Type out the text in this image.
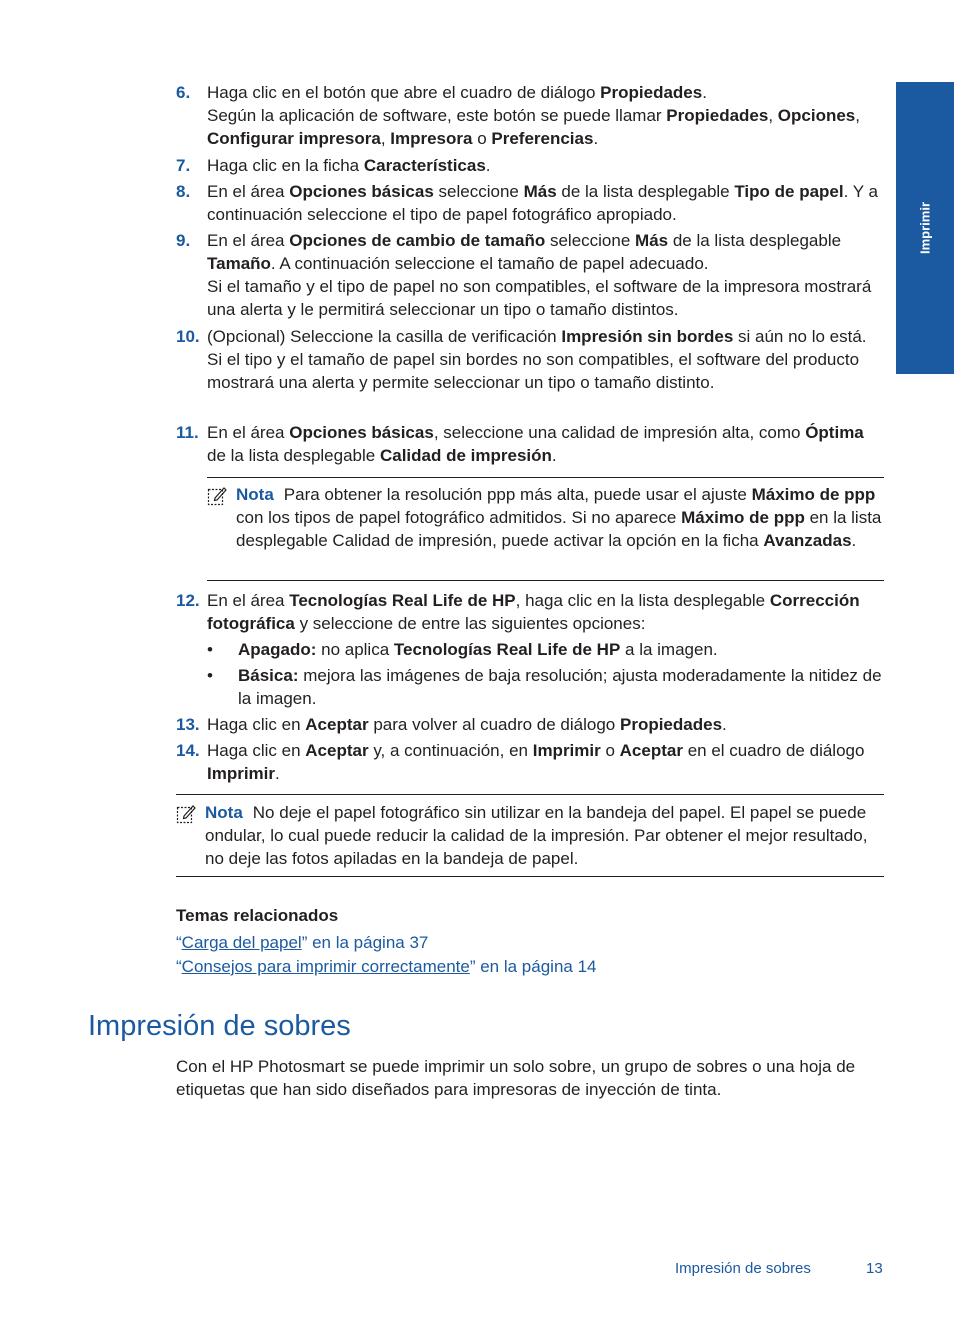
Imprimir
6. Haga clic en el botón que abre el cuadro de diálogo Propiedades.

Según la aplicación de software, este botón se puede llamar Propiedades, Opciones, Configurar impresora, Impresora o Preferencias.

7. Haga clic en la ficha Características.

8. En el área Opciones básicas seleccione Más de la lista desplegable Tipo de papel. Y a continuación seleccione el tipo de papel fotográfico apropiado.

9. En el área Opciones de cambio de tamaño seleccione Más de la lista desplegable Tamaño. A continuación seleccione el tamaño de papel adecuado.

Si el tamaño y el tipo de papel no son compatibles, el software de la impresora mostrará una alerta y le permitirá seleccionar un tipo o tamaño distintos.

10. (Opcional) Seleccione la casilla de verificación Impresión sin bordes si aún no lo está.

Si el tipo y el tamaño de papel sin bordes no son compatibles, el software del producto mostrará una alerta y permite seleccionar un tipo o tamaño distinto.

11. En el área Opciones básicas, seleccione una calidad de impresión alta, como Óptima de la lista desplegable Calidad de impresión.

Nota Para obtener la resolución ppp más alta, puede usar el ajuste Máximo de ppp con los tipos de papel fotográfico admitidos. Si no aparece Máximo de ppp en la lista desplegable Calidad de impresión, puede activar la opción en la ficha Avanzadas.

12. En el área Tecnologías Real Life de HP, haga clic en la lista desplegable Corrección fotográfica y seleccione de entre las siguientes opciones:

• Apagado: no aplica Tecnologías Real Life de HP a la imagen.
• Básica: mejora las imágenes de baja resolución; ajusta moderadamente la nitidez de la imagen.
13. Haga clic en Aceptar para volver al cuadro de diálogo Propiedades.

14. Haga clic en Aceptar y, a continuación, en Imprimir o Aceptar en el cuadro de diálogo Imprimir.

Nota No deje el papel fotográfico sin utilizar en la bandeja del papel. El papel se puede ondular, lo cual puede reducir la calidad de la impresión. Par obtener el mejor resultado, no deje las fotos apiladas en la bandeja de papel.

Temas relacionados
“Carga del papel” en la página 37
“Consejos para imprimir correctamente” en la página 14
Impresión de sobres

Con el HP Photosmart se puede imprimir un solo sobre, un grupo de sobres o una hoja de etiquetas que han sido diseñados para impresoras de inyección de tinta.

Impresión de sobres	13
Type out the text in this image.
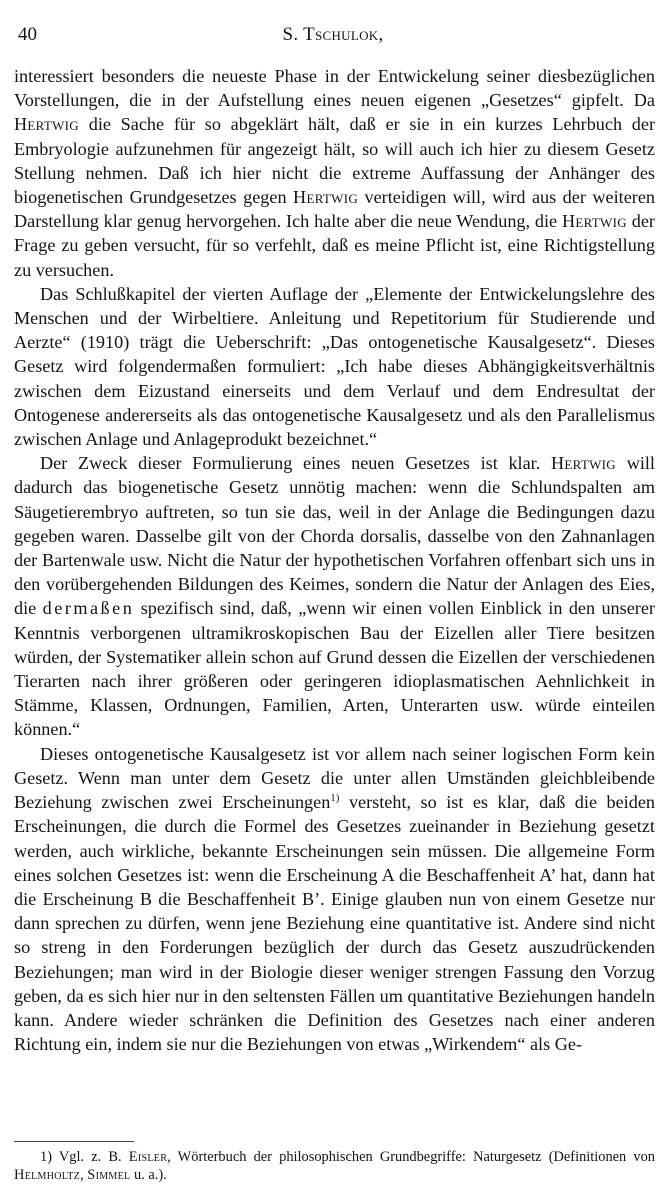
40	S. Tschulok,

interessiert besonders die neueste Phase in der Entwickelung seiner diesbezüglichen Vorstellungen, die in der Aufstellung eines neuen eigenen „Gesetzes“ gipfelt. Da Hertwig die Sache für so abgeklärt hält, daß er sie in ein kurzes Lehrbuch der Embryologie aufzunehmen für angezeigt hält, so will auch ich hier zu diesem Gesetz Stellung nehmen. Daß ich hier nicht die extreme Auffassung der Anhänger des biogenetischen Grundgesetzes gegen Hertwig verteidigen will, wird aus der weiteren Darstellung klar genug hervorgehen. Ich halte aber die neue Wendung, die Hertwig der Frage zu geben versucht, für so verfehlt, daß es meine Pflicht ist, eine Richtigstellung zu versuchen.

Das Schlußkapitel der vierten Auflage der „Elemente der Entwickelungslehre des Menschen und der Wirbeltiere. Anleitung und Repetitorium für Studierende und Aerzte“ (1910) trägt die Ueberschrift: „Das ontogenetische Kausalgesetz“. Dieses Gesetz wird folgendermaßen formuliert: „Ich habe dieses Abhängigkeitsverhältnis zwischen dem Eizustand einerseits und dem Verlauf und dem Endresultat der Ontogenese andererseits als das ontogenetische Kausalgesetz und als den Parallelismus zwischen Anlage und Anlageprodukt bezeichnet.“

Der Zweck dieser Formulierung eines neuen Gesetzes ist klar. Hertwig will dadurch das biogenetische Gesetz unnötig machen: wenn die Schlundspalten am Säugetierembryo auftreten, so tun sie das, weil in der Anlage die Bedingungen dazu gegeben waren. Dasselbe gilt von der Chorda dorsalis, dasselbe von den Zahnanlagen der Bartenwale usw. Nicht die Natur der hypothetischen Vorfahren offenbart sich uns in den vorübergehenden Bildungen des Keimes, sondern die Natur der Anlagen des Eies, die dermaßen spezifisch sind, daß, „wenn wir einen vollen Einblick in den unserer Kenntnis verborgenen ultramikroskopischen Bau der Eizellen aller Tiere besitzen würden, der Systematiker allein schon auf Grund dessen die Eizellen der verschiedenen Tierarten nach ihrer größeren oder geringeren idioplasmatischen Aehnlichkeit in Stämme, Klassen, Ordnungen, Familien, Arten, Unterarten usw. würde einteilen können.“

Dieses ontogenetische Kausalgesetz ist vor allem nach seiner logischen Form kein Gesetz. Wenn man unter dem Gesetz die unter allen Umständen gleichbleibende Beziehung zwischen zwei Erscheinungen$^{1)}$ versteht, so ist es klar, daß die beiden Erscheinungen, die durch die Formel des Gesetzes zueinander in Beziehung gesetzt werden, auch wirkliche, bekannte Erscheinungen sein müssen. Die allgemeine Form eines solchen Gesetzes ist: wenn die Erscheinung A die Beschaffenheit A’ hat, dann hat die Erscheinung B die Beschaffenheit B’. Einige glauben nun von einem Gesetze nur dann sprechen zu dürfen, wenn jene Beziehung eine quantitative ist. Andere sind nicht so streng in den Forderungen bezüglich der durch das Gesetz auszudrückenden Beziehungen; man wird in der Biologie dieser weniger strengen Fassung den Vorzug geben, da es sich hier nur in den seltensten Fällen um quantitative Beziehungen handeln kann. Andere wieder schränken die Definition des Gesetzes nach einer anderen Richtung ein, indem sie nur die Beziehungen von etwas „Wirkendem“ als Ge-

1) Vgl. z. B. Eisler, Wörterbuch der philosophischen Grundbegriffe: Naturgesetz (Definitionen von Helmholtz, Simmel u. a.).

********************

* **THE TASK**:
Check each line of the records above, and copy those that hold the word "página".

* **THE COMPLETED TASK**:
“Carga del papel” en la página 37
“Consejos para imprimir correctamente” en la página 14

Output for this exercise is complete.